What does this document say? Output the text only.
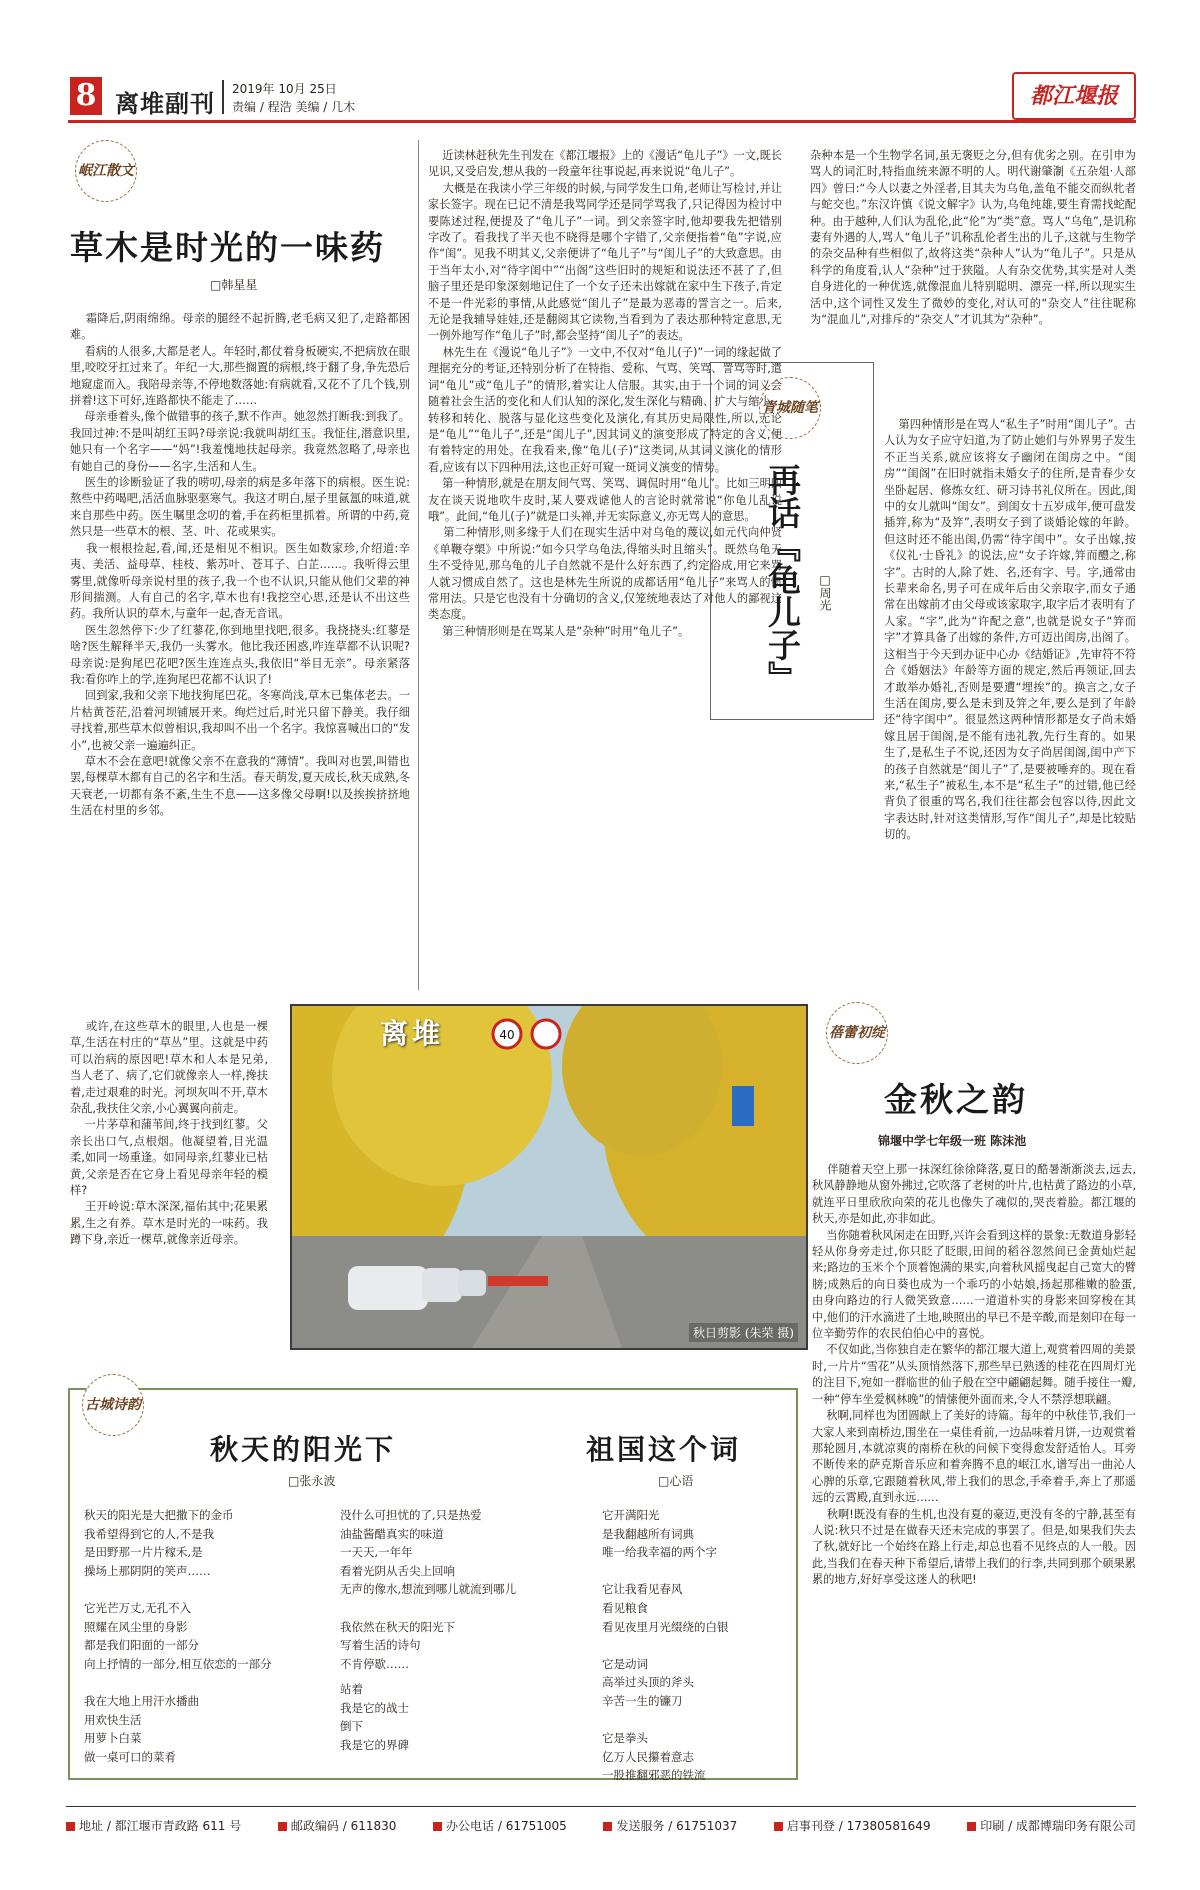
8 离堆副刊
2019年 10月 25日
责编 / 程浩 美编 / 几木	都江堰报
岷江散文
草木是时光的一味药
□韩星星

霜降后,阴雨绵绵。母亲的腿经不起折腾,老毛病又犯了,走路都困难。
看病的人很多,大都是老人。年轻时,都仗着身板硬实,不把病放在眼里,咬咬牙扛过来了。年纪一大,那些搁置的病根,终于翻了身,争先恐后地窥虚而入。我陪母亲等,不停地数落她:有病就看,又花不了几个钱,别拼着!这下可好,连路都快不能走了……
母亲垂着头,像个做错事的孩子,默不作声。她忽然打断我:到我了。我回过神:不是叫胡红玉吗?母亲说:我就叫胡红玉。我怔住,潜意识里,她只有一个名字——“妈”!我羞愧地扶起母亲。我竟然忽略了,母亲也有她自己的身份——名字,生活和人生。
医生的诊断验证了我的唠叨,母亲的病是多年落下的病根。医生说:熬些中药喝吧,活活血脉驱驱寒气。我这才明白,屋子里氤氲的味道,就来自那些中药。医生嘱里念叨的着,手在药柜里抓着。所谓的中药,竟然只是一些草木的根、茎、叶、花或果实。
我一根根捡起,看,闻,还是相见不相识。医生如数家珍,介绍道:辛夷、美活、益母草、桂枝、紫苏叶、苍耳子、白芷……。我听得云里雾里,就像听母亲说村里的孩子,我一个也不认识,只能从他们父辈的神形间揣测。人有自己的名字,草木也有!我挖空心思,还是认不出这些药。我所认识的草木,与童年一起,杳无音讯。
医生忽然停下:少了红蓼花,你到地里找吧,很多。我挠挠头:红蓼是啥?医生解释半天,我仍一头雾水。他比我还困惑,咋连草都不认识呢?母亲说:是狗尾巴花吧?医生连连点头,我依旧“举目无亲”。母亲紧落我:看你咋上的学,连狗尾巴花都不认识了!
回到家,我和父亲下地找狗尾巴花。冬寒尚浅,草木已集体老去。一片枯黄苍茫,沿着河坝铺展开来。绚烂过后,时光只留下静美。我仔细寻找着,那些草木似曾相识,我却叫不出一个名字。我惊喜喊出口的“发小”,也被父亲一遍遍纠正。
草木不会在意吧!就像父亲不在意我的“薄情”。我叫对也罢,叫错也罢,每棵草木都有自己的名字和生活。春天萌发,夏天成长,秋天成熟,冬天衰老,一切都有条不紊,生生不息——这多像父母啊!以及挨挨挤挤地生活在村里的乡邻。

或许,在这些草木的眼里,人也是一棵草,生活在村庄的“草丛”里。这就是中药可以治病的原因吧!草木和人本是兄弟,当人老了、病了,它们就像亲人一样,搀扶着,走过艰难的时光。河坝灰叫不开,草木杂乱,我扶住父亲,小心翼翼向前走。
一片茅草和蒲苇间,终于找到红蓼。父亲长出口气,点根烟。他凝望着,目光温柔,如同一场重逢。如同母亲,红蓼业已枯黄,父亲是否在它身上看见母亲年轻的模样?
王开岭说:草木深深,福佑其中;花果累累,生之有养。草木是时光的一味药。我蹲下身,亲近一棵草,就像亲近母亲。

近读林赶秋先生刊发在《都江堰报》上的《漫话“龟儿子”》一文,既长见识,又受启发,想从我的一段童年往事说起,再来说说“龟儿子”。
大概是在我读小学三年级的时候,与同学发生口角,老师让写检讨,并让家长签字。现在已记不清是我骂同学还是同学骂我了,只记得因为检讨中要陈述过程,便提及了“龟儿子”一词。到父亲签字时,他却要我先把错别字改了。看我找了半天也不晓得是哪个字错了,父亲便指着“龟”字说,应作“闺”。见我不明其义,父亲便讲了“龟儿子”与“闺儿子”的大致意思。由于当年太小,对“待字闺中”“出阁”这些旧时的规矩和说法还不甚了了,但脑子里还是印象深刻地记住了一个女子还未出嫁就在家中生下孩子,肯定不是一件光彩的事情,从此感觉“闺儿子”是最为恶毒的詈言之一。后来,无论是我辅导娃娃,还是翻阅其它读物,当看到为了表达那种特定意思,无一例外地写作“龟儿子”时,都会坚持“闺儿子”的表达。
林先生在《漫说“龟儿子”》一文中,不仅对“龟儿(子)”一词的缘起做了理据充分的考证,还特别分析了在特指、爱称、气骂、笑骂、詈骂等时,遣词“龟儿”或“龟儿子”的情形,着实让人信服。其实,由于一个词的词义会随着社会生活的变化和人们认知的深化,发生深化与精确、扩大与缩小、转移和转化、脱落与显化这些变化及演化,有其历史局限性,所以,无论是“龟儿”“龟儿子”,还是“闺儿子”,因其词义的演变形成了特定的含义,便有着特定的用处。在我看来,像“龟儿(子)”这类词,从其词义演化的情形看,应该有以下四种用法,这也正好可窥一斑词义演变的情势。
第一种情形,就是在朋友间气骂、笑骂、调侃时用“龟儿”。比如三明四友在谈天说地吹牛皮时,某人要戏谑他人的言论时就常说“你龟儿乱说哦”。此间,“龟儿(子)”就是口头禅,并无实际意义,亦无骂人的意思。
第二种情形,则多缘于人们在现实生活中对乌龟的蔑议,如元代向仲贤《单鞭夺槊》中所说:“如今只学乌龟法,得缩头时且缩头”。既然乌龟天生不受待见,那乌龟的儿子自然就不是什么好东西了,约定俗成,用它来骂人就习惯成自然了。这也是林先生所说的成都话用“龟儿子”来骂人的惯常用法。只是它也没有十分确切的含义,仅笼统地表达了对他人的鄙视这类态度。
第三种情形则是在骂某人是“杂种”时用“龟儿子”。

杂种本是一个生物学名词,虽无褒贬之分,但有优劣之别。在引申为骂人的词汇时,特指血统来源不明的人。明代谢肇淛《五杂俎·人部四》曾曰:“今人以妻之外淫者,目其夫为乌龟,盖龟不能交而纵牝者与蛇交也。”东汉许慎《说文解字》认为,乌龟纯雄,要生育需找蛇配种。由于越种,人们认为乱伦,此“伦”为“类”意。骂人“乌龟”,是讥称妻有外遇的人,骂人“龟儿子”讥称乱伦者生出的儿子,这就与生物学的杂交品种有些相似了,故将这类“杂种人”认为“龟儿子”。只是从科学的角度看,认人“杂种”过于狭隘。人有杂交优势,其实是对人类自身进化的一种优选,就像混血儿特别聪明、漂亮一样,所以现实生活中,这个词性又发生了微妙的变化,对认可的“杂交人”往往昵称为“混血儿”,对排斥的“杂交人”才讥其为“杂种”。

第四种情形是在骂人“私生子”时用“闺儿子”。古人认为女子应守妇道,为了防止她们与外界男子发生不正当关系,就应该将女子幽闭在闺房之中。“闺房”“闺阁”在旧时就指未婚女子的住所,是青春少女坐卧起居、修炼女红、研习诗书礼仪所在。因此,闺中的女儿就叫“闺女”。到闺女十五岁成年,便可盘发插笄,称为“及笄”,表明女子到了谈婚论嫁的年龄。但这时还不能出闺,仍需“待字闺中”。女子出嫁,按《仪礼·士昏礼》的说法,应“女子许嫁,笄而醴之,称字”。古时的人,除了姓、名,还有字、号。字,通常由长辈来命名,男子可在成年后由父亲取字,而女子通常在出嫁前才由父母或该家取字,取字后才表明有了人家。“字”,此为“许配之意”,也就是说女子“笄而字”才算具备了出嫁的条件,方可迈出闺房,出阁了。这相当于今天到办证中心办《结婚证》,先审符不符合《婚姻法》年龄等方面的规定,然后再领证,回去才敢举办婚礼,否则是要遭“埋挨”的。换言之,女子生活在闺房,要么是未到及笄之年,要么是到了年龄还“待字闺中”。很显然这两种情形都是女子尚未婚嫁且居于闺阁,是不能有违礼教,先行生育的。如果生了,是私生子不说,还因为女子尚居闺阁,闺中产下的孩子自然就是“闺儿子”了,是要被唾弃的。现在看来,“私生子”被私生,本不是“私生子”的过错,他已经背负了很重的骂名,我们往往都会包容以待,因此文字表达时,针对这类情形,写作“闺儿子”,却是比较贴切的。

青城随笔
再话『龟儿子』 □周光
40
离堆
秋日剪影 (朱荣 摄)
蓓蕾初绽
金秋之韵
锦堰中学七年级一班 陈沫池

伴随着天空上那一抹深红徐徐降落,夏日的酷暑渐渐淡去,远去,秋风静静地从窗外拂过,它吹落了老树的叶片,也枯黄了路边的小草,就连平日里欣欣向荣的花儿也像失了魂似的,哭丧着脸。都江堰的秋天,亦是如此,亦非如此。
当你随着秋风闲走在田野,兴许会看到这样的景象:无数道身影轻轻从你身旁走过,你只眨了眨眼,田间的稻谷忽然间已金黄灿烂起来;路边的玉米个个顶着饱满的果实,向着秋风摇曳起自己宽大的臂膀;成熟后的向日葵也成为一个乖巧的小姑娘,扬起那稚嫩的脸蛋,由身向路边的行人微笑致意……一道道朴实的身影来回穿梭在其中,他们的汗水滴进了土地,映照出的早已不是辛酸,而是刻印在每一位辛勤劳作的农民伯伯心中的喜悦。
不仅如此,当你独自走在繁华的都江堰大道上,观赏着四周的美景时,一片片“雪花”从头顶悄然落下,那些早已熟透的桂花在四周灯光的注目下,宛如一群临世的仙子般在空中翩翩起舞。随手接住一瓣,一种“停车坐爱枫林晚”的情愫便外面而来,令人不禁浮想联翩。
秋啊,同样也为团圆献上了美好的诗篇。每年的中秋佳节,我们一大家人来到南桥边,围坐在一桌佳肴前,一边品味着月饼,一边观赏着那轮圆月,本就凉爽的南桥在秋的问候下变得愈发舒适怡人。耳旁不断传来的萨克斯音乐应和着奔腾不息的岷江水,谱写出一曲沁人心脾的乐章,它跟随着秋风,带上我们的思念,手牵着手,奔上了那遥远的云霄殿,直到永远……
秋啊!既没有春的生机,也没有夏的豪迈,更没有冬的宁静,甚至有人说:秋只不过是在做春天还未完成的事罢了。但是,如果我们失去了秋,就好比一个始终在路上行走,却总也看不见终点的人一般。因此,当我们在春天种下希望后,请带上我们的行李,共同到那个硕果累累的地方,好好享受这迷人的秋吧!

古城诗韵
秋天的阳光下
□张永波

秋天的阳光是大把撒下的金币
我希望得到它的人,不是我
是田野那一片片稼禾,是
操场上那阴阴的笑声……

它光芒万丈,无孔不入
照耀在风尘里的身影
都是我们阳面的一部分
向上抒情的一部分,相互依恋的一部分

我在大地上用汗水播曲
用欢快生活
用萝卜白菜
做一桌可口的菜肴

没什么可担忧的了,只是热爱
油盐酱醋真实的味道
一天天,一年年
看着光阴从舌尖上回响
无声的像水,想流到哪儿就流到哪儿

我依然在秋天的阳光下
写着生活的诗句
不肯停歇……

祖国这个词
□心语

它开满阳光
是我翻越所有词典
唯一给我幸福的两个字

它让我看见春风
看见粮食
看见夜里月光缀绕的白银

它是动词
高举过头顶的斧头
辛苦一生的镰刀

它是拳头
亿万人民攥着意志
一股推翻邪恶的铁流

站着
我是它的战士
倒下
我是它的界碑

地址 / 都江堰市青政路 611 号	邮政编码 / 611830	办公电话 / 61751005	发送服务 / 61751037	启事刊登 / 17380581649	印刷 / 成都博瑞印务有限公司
======
SHORT TASK:
Write out every line of the data that holds the word "都江堰报".

RESULT FOR THIS TASK:
责编 / 程浩 美编 / 几木	都江堰报
近读林赶秋先生刊发在《都江堰报》上的《漫话“龟儿子”》一文,既长见识,又受启发,想从我的一段童年往事说起,再来说说“龟儿子”。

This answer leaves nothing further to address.